Retype all material exactly. Pictures stay out of the copy.

Dataset excerpt:
────────────────────────────────────────

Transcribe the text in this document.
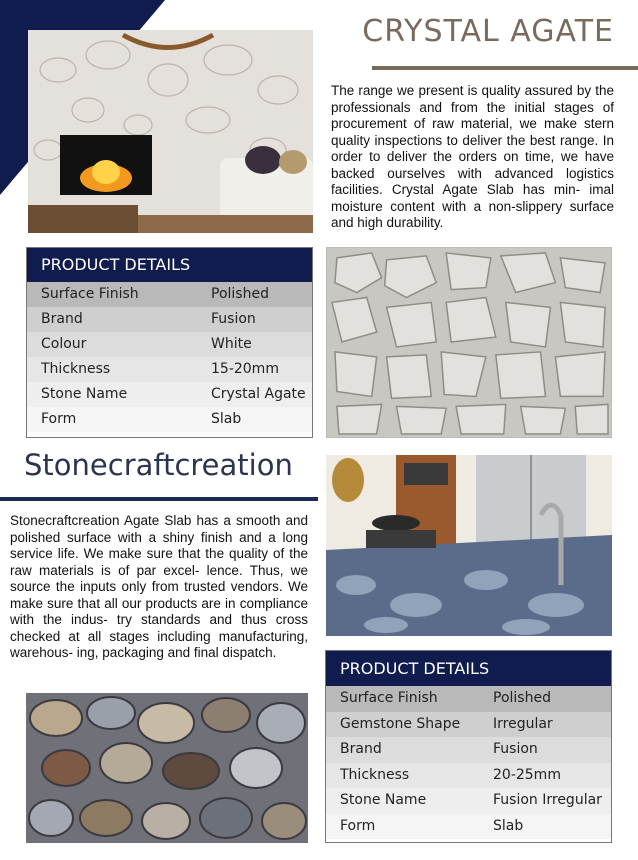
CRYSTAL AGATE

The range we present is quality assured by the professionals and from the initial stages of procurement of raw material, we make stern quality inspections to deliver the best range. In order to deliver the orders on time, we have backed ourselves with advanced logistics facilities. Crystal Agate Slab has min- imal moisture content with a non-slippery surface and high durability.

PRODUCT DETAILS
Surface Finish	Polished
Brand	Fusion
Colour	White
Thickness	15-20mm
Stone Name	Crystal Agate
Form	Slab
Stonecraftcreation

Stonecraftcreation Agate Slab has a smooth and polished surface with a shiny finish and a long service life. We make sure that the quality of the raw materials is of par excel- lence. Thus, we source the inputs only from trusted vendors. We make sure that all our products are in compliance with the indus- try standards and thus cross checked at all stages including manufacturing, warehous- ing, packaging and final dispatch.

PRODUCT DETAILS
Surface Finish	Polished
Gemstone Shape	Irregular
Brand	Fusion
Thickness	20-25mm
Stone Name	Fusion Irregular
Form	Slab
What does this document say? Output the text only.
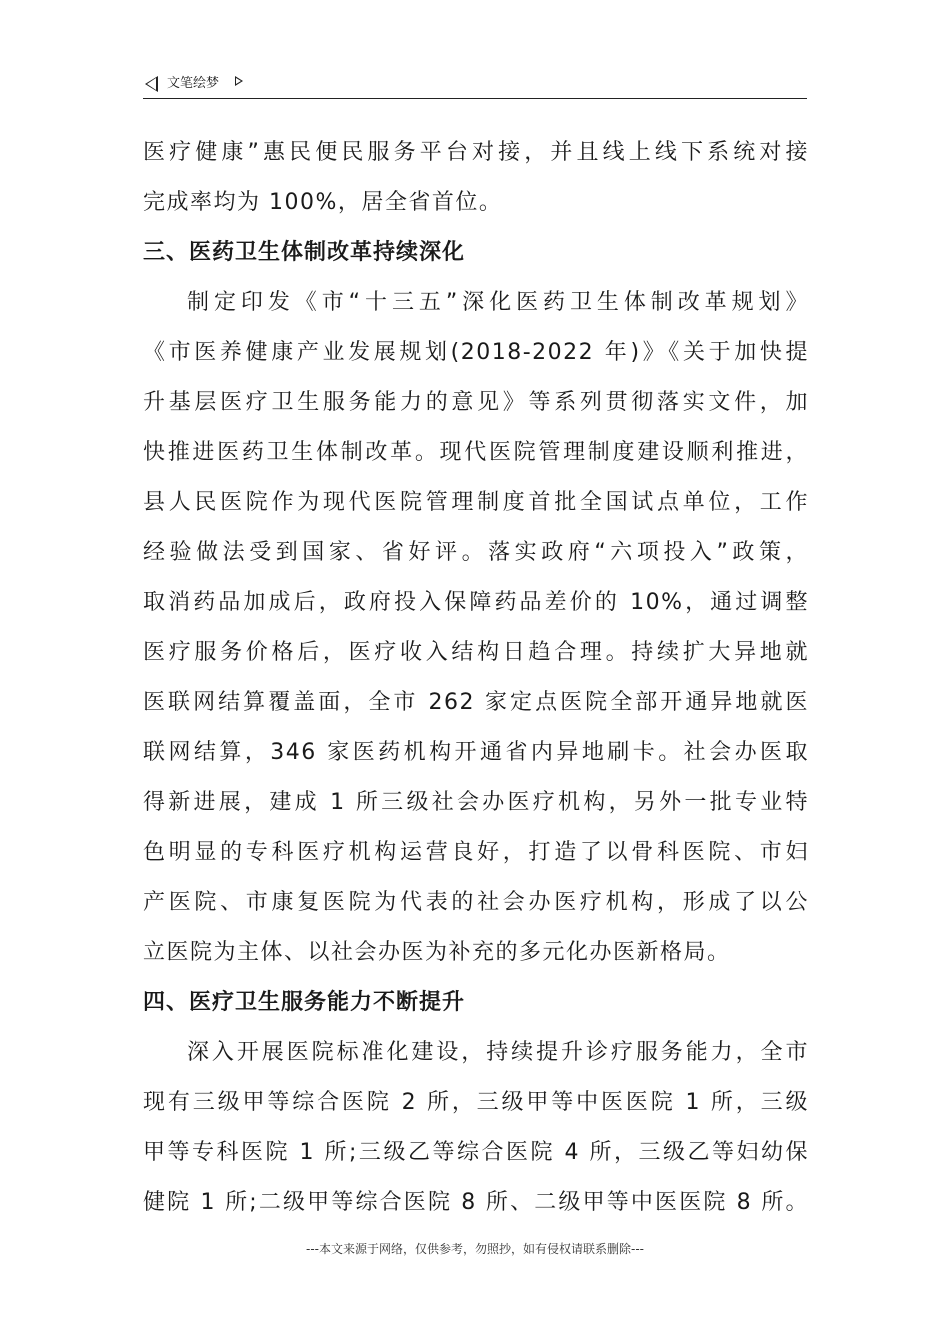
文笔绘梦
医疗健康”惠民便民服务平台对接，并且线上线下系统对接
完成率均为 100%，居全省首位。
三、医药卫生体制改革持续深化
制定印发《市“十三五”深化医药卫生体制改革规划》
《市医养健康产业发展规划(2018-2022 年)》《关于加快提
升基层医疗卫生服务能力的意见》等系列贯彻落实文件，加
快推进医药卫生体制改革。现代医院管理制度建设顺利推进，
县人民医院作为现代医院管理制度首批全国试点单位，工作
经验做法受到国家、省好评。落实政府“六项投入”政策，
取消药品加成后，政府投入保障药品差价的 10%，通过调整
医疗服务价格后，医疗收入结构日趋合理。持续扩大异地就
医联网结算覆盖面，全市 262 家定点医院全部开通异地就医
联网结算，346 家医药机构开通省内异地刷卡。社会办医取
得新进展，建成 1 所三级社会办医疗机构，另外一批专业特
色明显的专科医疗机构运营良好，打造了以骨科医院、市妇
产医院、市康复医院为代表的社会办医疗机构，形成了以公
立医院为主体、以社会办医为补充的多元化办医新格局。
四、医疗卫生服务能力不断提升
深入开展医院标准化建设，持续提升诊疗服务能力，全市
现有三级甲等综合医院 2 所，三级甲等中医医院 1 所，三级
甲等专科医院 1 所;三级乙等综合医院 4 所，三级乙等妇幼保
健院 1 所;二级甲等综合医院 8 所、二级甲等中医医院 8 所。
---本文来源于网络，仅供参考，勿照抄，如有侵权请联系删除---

────────────────────────────────────────

**Final answer**:
Transcribe the text in this document.
CRYSTAL AGATE

The range we present is quality assured by the professionals and from the initial stages of procurement of raw material, we make stern quality inspections to deliver the best range. In order to deliver the orders on time, we have backed ourselves with advanced logistics facilities. Crystal Agate Slab has min- imal moisture content with a non-slippery surface and high durability.

PRODUCT DETAILS
Surface Finish	Polished
Brand	Fusion
Colour	White
Thickness	15-20mm
Stone Name	Crystal Agate
Form	Slab
Stonecraftcreation

Stonecraftcreation Agate Slab has a smooth and polished surface with a shiny finish and a long service life. We make sure that the quality of the raw materials is of par excel- lence. Thus, we source the inputs only from trusted vendors. We make sure that all our products are in compliance with the indus- try standards and thus cross checked at all stages including manufacturing, warehous- ing, packaging and final dispatch.

PRODUCT DETAILS
Surface Finish	Polished
Gemstone Shape	Irregular
Brand	Fusion
Thickness	20-25mm
Stone Name	Fusion Irregular
Form	Slab
What does this document say? Output the text only.
文笔绘梦
医疗健康”惠民便民服务平台对接，并且线上线下系统对接
完成率均为 100%，居全省首位。
三、医药卫生体制改革持续深化
制定印发《市“十三五”深化医药卫生体制改革规划》
《市医养健康产业发展规划(2018-2022 年)》《关于加快提
升基层医疗卫生服务能力的意见》等系列贯彻落实文件，加
快推进医药卫生体制改革。现代医院管理制度建设顺利推进，
县人民医院作为现代医院管理制度首批全国试点单位，工作
经验做法受到国家、省好评。落实政府“六项投入”政策，
取消药品加成后，政府投入保障药品差价的 10%，通过调整
医疗服务价格后，医疗收入结构日趋合理。持续扩大异地就
医联网结算覆盖面，全市 262 家定点医院全部开通异地就医
联网结算，346 家医药机构开通省内异地刷卡。社会办医取
得新进展，建成 1 所三级社会办医疗机构，另外一批专业特
色明显的专科医疗机构运营良好，打造了以骨科医院、市妇
产医院、市康复医院为代表的社会办医疗机构，形成了以公
立医院为主体、以社会办医为补充的多元化办医新格局。
四、医疗卫生服务能力不断提升
深入开展医院标准化建设，持续提升诊疗服务能力，全市
现有三级甲等综合医院 2 所，三级甲等中医医院 1 所，三级
甲等专科医院 1 所;三级乙等综合医院 4 所，三级乙等妇幼保
健院 1 所;二级甲等综合医院 8 所、二级甲等中医医院 8 所。
---本文来源于网络，仅供参考，勿照抄，如有侵权请联系删除---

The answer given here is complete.